__TASK__: Comb through the entries for "this" and pull out each line that holds it.

— Start of DATASET EXTRACT —

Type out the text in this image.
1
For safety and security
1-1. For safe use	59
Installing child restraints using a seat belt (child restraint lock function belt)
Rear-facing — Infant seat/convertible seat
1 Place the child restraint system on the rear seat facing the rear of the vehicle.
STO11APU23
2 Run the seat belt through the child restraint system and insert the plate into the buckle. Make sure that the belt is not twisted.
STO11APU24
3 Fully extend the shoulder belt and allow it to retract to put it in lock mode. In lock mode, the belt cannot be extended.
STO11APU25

— End of DATASET EXTRACT —
— Start of DATASET EXTRACT —

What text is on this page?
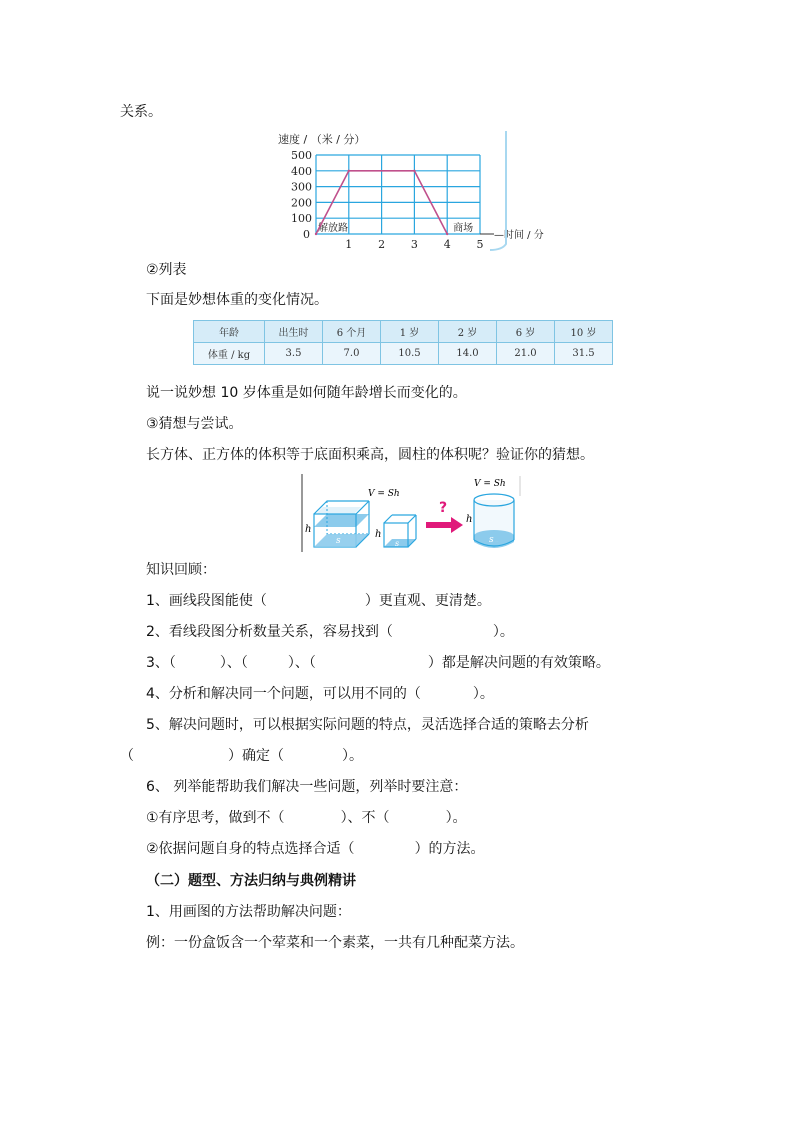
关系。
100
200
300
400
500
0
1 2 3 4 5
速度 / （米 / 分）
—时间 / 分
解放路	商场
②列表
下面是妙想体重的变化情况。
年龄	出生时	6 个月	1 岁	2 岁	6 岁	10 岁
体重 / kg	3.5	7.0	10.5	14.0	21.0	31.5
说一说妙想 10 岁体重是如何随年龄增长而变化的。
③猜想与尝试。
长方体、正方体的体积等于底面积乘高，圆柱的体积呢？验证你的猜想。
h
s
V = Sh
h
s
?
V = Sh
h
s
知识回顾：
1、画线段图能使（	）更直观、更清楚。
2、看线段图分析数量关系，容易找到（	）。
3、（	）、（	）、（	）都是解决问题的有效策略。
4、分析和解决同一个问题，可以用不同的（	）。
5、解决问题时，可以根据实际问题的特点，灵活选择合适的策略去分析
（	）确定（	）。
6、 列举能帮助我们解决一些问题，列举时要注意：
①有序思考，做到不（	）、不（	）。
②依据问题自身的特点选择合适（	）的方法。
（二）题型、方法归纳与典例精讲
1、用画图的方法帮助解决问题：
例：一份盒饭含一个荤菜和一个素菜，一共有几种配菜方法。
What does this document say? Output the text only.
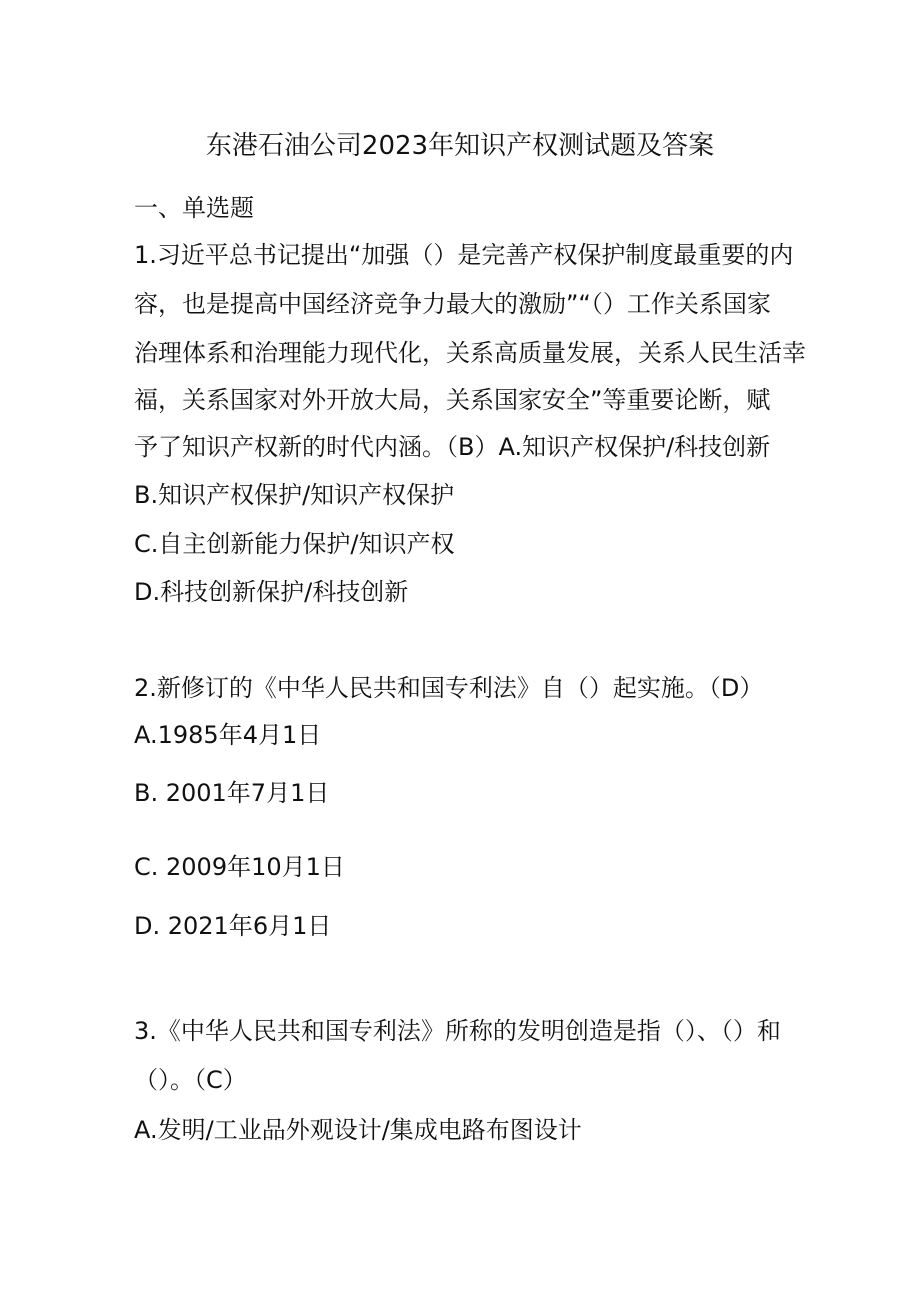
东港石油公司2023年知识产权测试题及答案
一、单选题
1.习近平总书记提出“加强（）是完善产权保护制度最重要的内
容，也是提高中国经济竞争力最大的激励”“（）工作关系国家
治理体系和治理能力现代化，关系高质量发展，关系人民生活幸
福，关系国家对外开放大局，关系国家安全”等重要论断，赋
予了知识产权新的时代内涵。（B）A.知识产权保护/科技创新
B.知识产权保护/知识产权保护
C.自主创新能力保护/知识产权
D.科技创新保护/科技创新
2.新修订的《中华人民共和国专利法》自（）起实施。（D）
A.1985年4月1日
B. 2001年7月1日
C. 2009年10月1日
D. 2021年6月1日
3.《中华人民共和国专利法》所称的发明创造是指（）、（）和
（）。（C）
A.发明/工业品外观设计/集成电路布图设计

— End of DATASET EXTRACT —

__TASK ANSWER__:
Type out the text in this image.
What text is on this page?
What does this document say? Output the text only.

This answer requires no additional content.